Look through the material below, count the lines containing the word "Deelring", and state only the count.

--- begin ---

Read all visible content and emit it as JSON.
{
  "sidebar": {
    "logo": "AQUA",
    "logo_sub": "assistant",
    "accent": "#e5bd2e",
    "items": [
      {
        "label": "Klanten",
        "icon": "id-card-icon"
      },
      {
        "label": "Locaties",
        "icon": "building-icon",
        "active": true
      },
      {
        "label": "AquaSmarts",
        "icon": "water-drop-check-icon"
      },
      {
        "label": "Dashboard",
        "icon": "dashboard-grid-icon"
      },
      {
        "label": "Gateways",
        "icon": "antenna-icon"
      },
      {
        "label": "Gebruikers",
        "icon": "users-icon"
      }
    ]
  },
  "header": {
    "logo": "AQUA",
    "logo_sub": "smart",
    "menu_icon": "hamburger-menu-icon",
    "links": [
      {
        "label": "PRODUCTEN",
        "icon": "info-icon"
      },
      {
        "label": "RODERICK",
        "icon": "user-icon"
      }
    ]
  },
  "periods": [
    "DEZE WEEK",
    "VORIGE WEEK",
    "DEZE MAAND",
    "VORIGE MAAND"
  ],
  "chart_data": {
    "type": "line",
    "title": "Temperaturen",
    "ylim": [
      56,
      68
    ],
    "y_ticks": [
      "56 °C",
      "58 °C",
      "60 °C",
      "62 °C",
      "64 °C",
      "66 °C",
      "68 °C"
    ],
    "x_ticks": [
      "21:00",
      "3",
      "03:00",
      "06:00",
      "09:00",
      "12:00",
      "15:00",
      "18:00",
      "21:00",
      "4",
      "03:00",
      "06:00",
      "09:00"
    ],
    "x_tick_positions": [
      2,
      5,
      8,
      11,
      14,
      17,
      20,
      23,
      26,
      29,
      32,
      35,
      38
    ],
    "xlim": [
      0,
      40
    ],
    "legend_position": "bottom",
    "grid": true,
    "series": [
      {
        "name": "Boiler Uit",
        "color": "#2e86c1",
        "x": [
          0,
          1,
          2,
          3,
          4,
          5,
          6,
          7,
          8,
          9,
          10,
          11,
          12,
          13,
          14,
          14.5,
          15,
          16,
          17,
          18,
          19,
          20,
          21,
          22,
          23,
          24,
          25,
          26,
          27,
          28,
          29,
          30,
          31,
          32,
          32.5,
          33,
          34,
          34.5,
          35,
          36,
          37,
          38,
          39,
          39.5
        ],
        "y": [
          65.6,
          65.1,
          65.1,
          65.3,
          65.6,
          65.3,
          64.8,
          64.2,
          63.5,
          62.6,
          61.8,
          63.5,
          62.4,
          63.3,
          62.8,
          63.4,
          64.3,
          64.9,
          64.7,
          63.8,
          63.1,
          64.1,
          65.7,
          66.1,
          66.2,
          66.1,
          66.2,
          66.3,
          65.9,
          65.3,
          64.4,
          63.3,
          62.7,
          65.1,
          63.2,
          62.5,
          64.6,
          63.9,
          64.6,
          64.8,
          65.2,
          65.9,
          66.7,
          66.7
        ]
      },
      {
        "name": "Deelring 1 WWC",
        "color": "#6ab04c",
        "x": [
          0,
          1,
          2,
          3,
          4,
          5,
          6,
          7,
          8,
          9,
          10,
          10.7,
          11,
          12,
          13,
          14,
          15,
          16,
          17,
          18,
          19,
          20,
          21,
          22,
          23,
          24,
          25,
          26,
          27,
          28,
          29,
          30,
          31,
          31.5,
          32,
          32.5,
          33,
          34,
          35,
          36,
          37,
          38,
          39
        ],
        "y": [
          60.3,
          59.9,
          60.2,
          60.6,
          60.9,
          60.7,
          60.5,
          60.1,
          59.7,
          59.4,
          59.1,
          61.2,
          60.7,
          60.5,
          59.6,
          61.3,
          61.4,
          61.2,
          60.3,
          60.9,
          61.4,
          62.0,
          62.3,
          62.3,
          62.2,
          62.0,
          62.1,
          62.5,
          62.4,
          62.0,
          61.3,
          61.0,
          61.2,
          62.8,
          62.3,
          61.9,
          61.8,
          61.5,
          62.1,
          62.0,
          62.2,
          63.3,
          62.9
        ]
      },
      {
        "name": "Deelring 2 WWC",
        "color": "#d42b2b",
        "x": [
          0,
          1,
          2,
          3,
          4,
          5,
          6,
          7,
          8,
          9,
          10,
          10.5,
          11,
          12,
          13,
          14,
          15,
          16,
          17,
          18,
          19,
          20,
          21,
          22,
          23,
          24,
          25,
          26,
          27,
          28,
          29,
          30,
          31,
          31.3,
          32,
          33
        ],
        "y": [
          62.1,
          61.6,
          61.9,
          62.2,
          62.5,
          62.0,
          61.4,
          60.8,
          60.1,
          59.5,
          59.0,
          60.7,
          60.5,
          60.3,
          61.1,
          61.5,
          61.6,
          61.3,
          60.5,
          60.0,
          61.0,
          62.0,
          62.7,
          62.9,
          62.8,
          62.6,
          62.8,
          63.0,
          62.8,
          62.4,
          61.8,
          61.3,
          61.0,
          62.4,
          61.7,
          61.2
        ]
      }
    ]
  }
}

--- end ---

### Expected output:
2